- [PROBLEM DETAILS] Return the listing below unchanged, minus its pictures.

- [RECORDS SHOWN]
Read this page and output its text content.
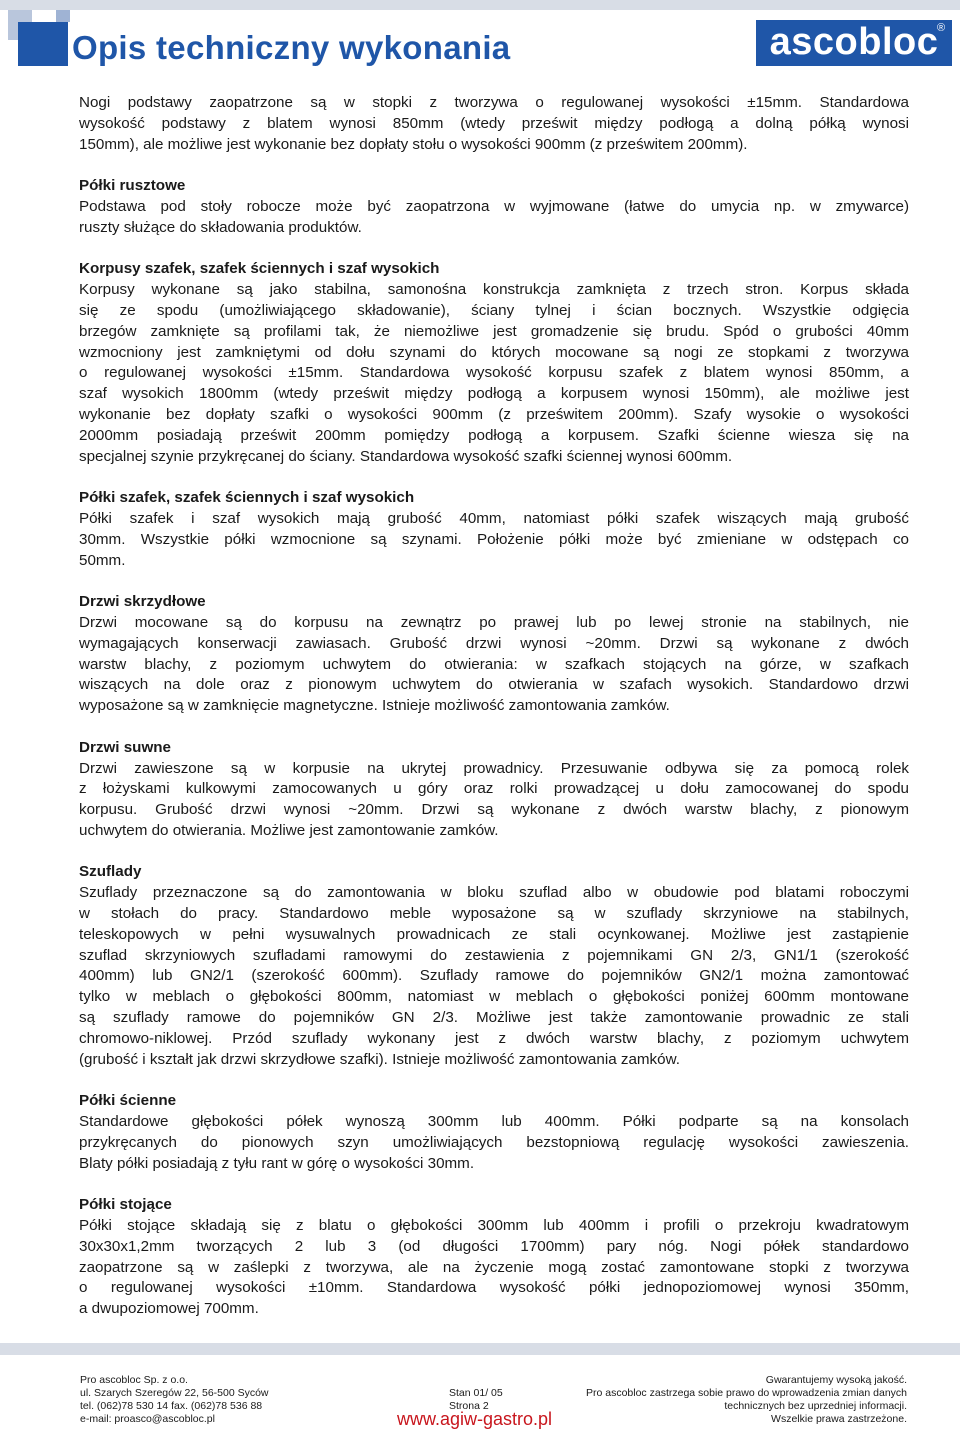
Opis techniczny wykonania	ascobloc
®
Nogi podstawy zaopatrzone są w stopki z tworzywa o regulowanej wysokości ±15mm. Standardowa
wysokość podstawy z blatem wynosi 850mm (wtedy prześwit między podłogą a dolną półką wynosi
150mm), ale możliwe jest wykonanie bez dopłaty stołu o wysokości 900mm (z prześwitem 200mm).
Półki rusztowe
Podstawa pod stoły robocze może być zaopatrzona w wyjmowane (łatwe do umycia np. w zmywarce)
ruszty służące do składowania produktów.
Korpusy szafek, szafek ściennych i szaf wysokich
Korpusy wykonane są jako stabilna, samonośna konstrukcja zamknięta z trzech stron. Korpus składa
się ze spodu (umożliwiającego składowanie), ściany tylnej i ścian bocznych. Wszystkie odgięcia
brzegów zamknięte są profilami tak, że niemożliwe jest gromadzenie się brudu. Spód o grubości 40mm
wzmocniony jest zamkniętymi od dołu szynami do których mocowane są nogi ze stopkami z tworzywa
o regulowanej wysokości ±15mm. Standardowa wysokość korpusu szafek z blatem wynosi 850mm, a
szaf wysokich 1800mm (wtedy prześwit między podłogą a korpusem wynosi 150mm), ale możliwe jest
wykonanie bez dopłaty szafki o wysokości 900mm (z prześwitem 200mm). Szafy wysokie o wysokości
2000mm posiadają prześwit 200mm pomiędzy podłogą a korpusem. Szafki ścienne wiesza się na
specjalnej szynie przykręcanej do ściany. Standardowa wysokość szafki ściennej wynosi 600mm.
Półki szafek, szafek ściennych i szaf wysokich
Półki szafek i szaf wysokich mają grubość 40mm, natomiast półki szafek wiszących mają grubość
30mm. Wszystkie półki wzmocnione są szynami. Położenie półki może być zmieniane w odstępach co
50mm.
Drzwi skrzydłowe
Drzwi mocowane są do korpusu na zewnątrz po prawej lub po lewej stronie na stabilnych, nie
wymagających konserwacji zawiasach. Grubość drzwi wynosi ~20mm. Drzwi są wykonane z dwóch
warstw blachy, z poziomym uchwytem do otwierania: w szafkach stojących na górze, w szafkach
wiszących na dole oraz z pionowym uchwytem do otwierania w szafach wysokich. Standardowo drzwi
wyposażone są w zamknięcie magnetyczne. Istnieje możliwość zamontowania zamków.
Drzwi suwne
Drzwi zawieszone są w korpusie na ukrytej prowadnicy. Przesuwanie odbywa się za pomocą rolek
z łożyskami kulkowymi zamocowanych u góry oraz rolki prowadzącej u dołu zamocowanej do spodu
korpusu. Grubość drzwi wynosi ~20mm. Drzwi są wykonane z dwóch warstw blachy, z pionowym
uchwytem do otwierania. Możliwe jest zamontowanie zamków.
Szuflady
Szuflady przeznaczone są do zamontowania w bloku szuflad albo w obudowie pod blatami roboczymi
w stołach do pracy. Standardowo meble wyposażone są w szuflady skrzyniowe na stabilnych,
teleskopowych w pełni wysuwalnych prowadnicach ze stali ocynkowanej. Możliwe jest zastąpienie
szuflad skrzyniowych szufladami ramowymi do zestawienia z pojemnikami GN 2/3, GN1/1 (szerokość
400mm) lub GN2/1 (szerokość 600mm). Szuflady ramowe do pojemników GN2/1 można zamontować
tylko w meblach o głębokości 800mm, natomiast w meblach o głębokości poniżej 600mm montowane
są szuflady ramowe do pojemników GN 2/3. Możliwe jest także zamontowanie prowadnic ze stali
chromowo-niklowej. Przód szuflady wykonany jest z dwóch warstw blachy, z poziomym uchwytem
(grubość i kształt jak drzwi skrzydłowe szafki). Istnieje możliwość zamontowania zamków.
Półki ścienne
Standardowe głębokości półek wynoszą 300mm lub 400mm. Półki podparte są na konsolach
przykręcanych do pionowych szyn umożliwiających bezstopniową regulację wysokości zawieszenia.
Blaty półki posiadają z tyłu rant w górę o wysokości 30mm.
Półki stojące
Półki stojące składają się z blatu o głębokości 300mm lub 400mm i profili o przekroju kwadratowym
30x30x1,2mm tworzących 2 lub 3 (od długości 1700mm) pary nóg. Nogi półek standardowo
zaopatrzone są w zaślepki z tworzywa, ale na życzenie mogą zostać zamontowane stopki z tworzywa
o regulowanej wysokości ±10mm. Standardowa wysokość półki jednopoziomowej wynosi 350mm,
a dwupoziomowej 700mm.
Pro ascobloc Sp. z o.o.
ul. Szarych Szeregów 22, 56-500 Syców
tel. (062)78 530 14 fax. (062)78 536 88
e-mail: proasco@ascobloc.pl
Stan 01/ 05
Strona 2
Gwarantujemy wysoką jakość.
Pro ascobloc zastrzega sobie prawo do wprowadzenia zmian danych
technicznych bez uprzedniej informacji.
Wszelkie prawa zastrzeżone.
www.agiw-gastro.pl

- [WRITTEN SOLUTION]
Read this page and output its text content.
Opis techniczny wykonania	ascobloc
®
Nogi podstawy zaopatrzone są w stopki z tworzywa o regulowanej wysokości ±15mm. Standardowa
wysokość podstawy z blatem wynosi 850mm (wtedy prześwit między podłogą a dolną półką wynosi
150mm), ale możliwe jest wykonanie bez dopłaty stołu o wysokości 900mm (z prześwitem 200mm).
Półki rusztowe
Podstawa pod stoły robocze może być zaopatrzona w wyjmowane (łatwe do umycia np. w zmywarce)
ruszty służące do składowania produktów.
Korpusy szafek, szafek ściennych i szaf wysokich
Korpusy wykonane są jako stabilna, samonośna konstrukcja zamknięta z trzech stron. Korpus składa
się ze spodu (umożliwiającego składowanie), ściany tylnej i ścian bocznych. Wszystkie odgięcia
brzegów zamknięte są profilami tak, że niemożliwe jest gromadzenie się brudu. Spód o grubości 40mm
wzmocniony jest zamkniętymi od dołu szynami do których mocowane są nogi ze stopkami z tworzywa
o regulowanej wysokości ±15mm. Standardowa wysokość korpusu szafek z blatem wynosi 850mm, a
szaf wysokich 1800mm (wtedy prześwit między podłogą a korpusem wynosi 150mm), ale możliwe jest
wykonanie bez dopłaty szafki o wysokości 900mm (z prześwitem 200mm). Szafy wysokie o wysokości
2000mm posiadają prześwit 200mm pomiędzy podłogą a korpusem. Szafki ścienne wiesza się na
specjalnej szynie przykręcanej do ściany. Standardowa wysokość szafki ściennej wynosi 600mm.
Półki szafek, szafek ściennych i szaf wysokich
Półki szafek i szaf wysokich mają grubość 40mm, natomiast półki szafek wiszących mają grubość
30mm. Wszystkie półki wzmocnione są szynami. Położenie półki może być zmieniane w odstępach co
50mm.
Drzwi skrzydłowe
Drzwi mocowane są do korpusu na zewnątrz po prawej lub po lewej stronie na stabilnych, nie
wymagających konserwacji zawiasach. Grubość drzwi wynosi ~20mm. Drzwi są wykonane z dwóch
warstw blachy, z poziomym uchwytem do otwierania: w szafkach stojących na górze, w szafkach
wiszących na dole oraz z pionowym uchwytem do otwierania w szafach wysokich. Standardowo drzwi
wyposażone są w zamknięcie magnetyczne. Istnieje możliwość zamontowania zamków.
Drzwi suwne
Drzwi zawieszone są w korpusie na ukrytej prowadnicy. Przesuwanie odbywa się za pomocą rolek
z łożyskami kulkowymi zamocowanych u góry oraz rolki prowadzącej u dołu zamocowanej do spodu
korpusu. Grubość drzwi wynosi ~20mm. Drzwi są wykonane z dwóch warstw blachy, z pionowym
uchwytem do otwierania. Możliwe jest zamontowanie zamków.
Szuflady
Szuflady przeznaczone są do zamontowania w bloku szuflad albo w obudowie pod blatami roboczymi
w stołach do pracy. Standardowo meble wyposażone są w szuflady skrzyniowe na stabilnych,
teleskopowych w pełni wysuwalnych prowadnicach ze stali ocynkowanej. Możliwe jest zastąpienie
szuflad skrzyniowych szufladami ramowymi do zestawienia z pojemnikami GN 2/3, GN1/1 (szerokość
400mm) lub GN2/1 (szerokość 600mm). Szuflady ramowe do pojemników GN2/1 można zamontować
tylko w meblach o głębokości 800mm, natomiast w meblach o głębokości poniżej 600mm montowane
są szuflady ramowe do pojemników GN 2/3. Możliwe jest także zamontowanie prowadnic ze stali
chromowo-niklowej. Przód szuflady wykonany jest z dwóch warstw blachy, z poziomym uchwytem
(grubość i kształt jak drzwi skrzydłowe szafki). Istnieje możliwość zamontowania zamków.
Półki ścienne
Standardowe głębokości półek wynoszą 300mm lub 400mm. Półki podparte są na konsolach
przykręcanych do pionowych szyn umożliwiających bezstopniową regulację wysokości zawieszenia.
Blaty półki posiadają z tyłu rant w górę o wysokości 30mm.
Półki stojące
Półki stojące składają się z blatu o głębokości 300mm lub 400mm i profili o przekroju kwadratowym
30x30x1,2mm tworzących 2 lub 3 (od długości 1700mm) pary nóg. Nogi półek standardowo
zaopatrzone są w zaślepki z tworzywa, ale na życzenie mogą zostać zamontowane stopki z tworzywa
o regulowanej wysokości ±10mm. Standardowa wysokość półki jednopoziomowej wynosi 350mm,
a dwupoziomowej 700mm.
Pro ascobloc Sp. z o.o.
ul. Szarych Szeregów 22, 56-500 Syców
tel. (062)78 530 14 fax. (062)78 536 88
e-mail: proasco@ascobloc.pl
Stan 01/ 05
Strona 2
Gwarantujemy wysoką jakość.
Pro ascobloc zastrzega sobie prawo do wprowadzenia zmian danych
technicznych bez uprzedniej informacji.
Wszelkie prawa zastrzeżone.
www.agiw-gastro.pl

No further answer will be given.